- _Data shown_

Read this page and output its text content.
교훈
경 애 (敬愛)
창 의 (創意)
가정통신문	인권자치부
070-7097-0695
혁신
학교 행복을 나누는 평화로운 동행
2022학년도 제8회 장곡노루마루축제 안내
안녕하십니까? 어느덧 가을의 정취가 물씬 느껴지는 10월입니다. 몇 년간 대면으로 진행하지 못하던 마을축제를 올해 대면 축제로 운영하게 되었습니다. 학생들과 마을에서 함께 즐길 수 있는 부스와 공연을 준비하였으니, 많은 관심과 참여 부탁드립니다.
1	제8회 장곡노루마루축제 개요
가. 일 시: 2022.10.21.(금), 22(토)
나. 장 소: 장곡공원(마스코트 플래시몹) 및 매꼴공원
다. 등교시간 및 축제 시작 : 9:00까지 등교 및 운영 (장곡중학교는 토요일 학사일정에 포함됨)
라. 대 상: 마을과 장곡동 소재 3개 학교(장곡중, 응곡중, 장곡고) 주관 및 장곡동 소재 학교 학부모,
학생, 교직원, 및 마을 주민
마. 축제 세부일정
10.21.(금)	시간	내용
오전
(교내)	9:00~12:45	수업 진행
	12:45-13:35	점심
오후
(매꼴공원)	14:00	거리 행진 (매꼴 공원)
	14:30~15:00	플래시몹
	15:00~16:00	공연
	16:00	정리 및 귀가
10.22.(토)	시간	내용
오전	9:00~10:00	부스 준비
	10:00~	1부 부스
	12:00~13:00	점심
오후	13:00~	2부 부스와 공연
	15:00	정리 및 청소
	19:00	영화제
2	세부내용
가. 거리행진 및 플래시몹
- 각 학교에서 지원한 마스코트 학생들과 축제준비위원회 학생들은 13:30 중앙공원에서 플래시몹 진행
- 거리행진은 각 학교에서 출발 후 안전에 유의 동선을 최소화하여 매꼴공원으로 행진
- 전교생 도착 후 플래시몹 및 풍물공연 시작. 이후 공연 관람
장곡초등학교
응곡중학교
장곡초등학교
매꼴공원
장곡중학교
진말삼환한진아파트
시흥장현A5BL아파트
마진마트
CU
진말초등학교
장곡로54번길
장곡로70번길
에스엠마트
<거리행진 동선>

--

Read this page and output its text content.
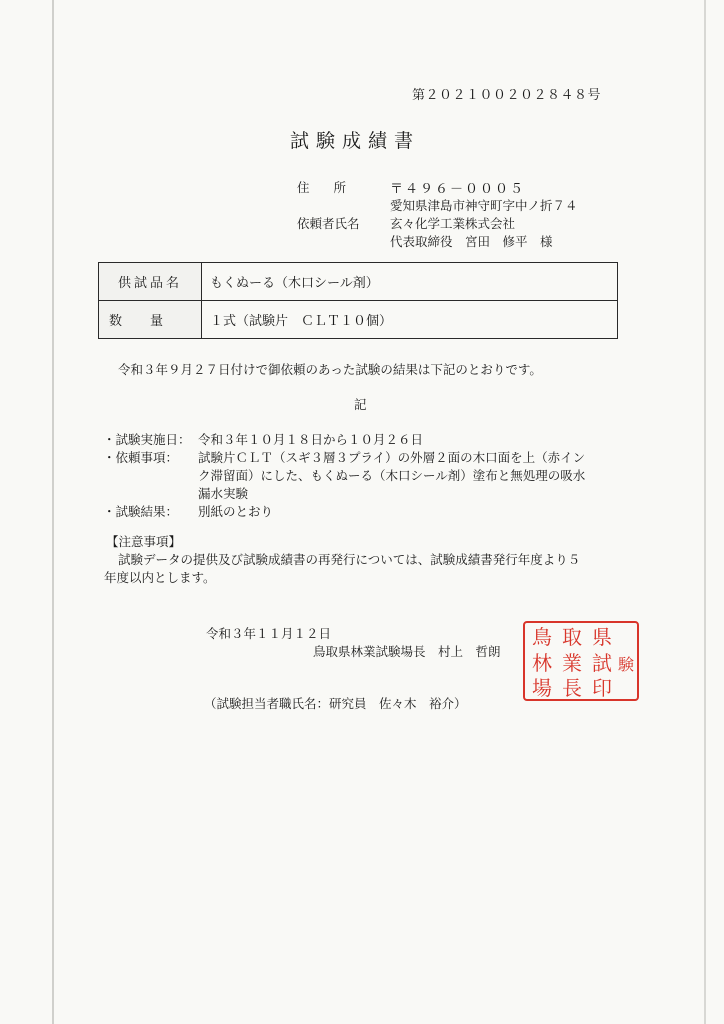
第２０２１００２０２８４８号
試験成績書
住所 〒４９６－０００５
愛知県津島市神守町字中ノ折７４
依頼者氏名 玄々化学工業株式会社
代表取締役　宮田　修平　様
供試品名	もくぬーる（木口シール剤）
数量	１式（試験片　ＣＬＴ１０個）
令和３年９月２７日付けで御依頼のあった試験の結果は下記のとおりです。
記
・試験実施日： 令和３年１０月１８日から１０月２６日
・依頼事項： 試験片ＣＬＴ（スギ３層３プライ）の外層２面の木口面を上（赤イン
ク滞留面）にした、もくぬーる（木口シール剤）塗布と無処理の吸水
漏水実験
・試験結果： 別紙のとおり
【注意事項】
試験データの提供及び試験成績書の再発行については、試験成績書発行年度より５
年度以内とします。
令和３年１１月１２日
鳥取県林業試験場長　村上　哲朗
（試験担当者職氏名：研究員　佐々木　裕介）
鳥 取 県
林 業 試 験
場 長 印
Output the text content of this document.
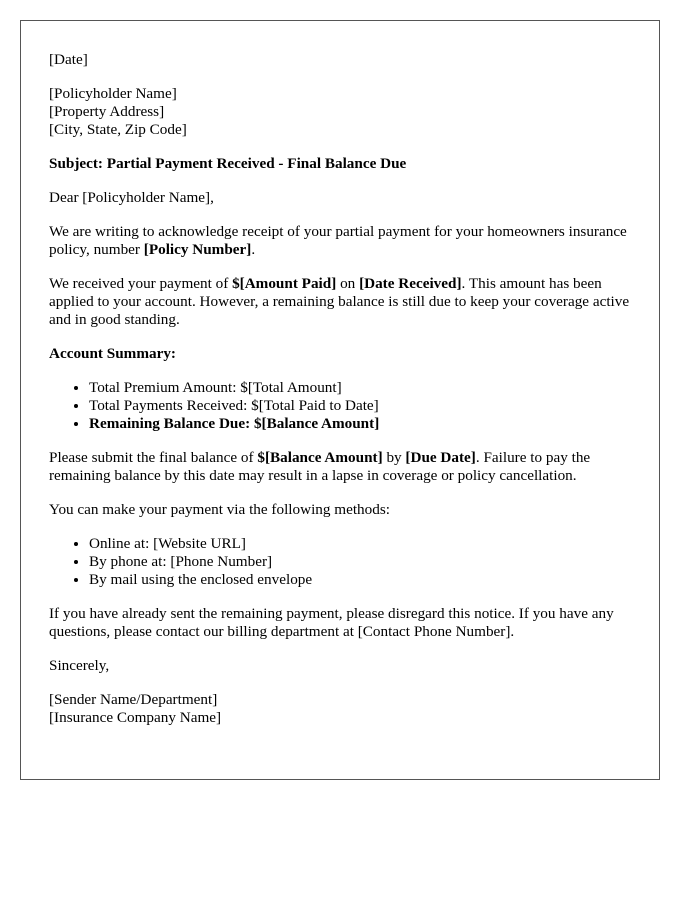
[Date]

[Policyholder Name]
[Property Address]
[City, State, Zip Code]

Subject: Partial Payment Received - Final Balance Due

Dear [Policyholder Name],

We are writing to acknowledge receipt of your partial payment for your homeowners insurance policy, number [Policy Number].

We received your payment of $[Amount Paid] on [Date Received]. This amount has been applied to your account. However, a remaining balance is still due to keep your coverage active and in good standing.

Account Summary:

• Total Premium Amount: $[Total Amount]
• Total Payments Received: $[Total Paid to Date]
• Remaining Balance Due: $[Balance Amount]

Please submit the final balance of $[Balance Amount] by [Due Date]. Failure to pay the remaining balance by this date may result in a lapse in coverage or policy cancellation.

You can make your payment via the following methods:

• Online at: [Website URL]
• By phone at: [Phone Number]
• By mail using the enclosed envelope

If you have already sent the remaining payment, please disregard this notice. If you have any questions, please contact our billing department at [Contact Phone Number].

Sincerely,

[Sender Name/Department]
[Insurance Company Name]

- _Work to complete_
Report every line containing the word "Paid" from the listing above.

- _Response for this exercise_
We received your payment of $[Amount Paid] on [Date Received]. This amount has been applied to your account. However, a remaining balance is still due to keep your coverage active and in good standing.
• Total Payments Received: $[Total Paid to Date]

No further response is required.